— BEGIN —

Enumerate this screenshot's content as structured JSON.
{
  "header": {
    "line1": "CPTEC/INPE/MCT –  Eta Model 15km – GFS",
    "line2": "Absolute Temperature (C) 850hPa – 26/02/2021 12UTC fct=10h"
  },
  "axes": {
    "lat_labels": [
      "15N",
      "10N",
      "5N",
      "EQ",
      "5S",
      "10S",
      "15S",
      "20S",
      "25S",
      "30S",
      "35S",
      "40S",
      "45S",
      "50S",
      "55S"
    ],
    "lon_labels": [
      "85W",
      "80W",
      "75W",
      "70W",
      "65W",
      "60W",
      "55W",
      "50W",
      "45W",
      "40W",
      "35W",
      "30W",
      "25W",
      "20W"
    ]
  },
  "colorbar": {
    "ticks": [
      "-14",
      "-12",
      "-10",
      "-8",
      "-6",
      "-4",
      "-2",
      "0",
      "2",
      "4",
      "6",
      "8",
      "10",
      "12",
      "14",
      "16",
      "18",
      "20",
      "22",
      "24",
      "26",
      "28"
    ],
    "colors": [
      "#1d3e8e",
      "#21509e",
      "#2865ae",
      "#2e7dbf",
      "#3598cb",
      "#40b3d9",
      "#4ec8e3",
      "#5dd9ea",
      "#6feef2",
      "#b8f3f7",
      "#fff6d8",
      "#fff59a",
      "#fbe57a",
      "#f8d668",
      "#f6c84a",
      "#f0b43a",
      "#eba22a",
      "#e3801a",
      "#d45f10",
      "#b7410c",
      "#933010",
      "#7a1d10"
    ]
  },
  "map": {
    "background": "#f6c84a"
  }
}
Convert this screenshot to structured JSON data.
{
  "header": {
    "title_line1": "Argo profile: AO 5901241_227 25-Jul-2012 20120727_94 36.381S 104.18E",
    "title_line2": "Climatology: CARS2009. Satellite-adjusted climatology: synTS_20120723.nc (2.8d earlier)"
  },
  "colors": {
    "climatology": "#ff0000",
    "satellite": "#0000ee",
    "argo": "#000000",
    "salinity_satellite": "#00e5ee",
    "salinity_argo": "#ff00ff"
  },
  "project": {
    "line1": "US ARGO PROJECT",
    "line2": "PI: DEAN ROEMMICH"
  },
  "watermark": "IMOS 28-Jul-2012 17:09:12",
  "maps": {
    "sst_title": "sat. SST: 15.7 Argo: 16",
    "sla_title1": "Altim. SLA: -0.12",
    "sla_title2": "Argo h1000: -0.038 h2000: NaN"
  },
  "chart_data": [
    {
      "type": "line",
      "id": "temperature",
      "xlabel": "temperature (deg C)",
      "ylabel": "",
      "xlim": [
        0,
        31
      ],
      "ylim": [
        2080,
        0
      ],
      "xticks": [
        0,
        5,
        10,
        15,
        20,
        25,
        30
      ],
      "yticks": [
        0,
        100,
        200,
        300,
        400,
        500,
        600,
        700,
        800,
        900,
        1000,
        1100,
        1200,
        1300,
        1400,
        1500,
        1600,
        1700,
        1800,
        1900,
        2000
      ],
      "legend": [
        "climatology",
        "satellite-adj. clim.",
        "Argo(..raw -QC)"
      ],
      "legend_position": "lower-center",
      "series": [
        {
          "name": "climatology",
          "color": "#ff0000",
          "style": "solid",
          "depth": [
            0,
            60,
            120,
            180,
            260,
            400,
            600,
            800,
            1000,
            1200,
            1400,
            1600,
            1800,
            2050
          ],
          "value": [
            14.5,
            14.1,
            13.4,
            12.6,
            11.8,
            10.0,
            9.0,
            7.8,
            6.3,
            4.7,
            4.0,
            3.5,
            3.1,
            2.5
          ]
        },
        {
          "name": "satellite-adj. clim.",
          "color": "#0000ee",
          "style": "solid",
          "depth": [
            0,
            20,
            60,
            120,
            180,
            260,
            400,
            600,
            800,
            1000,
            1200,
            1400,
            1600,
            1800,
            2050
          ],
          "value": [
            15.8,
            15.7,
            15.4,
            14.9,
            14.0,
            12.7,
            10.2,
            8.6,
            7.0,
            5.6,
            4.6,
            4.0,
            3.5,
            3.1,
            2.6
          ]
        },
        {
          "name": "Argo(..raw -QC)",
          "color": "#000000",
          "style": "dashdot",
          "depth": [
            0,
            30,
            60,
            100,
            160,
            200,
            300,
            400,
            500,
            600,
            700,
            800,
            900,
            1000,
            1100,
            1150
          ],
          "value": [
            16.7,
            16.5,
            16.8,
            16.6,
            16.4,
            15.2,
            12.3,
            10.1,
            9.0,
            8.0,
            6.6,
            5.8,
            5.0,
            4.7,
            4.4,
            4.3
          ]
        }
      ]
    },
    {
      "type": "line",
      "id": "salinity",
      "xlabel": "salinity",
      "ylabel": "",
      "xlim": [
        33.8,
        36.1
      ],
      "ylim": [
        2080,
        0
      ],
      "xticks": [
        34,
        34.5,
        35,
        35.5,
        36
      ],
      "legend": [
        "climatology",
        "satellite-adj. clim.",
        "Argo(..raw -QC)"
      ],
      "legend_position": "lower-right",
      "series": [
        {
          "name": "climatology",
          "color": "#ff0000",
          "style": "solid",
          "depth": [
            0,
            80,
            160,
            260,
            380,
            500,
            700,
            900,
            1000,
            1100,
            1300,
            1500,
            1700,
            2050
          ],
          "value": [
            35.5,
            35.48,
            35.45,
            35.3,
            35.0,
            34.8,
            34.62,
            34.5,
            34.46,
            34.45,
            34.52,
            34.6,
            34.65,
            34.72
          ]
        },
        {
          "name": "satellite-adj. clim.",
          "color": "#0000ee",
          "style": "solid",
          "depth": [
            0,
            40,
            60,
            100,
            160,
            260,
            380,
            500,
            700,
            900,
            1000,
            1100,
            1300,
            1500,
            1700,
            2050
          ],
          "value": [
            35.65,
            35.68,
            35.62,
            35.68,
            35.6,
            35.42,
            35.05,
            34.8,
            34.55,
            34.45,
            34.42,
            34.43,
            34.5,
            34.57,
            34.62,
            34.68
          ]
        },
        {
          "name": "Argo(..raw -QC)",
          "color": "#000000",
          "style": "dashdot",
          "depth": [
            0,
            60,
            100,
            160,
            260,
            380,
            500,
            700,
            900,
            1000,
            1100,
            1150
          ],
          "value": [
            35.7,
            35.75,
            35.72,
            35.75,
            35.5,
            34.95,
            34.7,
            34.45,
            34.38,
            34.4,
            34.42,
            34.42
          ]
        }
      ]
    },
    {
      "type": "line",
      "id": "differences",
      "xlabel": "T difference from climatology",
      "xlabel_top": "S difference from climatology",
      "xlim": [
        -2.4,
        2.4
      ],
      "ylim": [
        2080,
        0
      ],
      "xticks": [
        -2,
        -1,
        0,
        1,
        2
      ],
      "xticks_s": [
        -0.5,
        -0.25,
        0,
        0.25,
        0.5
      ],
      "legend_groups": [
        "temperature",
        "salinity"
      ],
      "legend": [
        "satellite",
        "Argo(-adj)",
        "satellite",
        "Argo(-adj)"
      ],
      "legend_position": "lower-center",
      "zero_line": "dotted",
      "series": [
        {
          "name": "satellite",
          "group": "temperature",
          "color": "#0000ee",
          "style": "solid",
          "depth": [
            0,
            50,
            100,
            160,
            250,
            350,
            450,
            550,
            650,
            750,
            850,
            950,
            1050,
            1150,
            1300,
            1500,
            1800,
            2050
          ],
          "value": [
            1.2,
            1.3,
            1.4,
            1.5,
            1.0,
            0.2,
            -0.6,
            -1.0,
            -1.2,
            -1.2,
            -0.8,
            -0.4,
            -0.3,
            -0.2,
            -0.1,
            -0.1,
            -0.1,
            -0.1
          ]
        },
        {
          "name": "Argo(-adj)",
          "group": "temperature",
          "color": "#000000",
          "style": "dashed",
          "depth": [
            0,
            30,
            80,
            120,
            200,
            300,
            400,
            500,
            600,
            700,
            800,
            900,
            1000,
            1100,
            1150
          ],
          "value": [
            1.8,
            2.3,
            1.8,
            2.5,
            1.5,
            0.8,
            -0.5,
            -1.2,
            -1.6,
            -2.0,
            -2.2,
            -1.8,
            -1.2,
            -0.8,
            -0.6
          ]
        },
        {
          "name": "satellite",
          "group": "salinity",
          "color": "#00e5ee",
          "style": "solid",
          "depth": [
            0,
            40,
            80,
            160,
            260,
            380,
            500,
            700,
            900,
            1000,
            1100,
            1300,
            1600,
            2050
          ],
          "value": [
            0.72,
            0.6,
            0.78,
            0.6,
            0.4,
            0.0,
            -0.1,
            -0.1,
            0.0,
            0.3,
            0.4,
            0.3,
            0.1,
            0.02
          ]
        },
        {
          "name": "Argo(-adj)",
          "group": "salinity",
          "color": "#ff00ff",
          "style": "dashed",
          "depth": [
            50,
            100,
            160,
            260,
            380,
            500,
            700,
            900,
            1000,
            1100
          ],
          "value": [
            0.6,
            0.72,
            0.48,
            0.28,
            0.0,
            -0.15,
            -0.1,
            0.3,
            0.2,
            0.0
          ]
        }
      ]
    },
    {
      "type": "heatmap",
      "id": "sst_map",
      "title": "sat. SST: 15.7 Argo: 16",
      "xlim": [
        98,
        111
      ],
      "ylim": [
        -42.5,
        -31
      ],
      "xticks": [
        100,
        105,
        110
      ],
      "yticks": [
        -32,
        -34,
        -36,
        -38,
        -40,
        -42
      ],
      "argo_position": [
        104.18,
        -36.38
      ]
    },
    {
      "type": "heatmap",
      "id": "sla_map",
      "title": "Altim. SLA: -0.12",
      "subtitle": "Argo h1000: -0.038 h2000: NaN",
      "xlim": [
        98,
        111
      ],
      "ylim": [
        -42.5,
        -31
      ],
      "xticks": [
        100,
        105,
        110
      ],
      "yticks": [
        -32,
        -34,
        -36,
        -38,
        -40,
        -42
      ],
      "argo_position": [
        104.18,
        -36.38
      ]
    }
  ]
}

— END —

→ Work to do: Every line in the data above that contains "from" needs to be copied.

→ Output:
      "xlabel": "T difference from climatology",
      "xlabel_top": "S difference from climatology",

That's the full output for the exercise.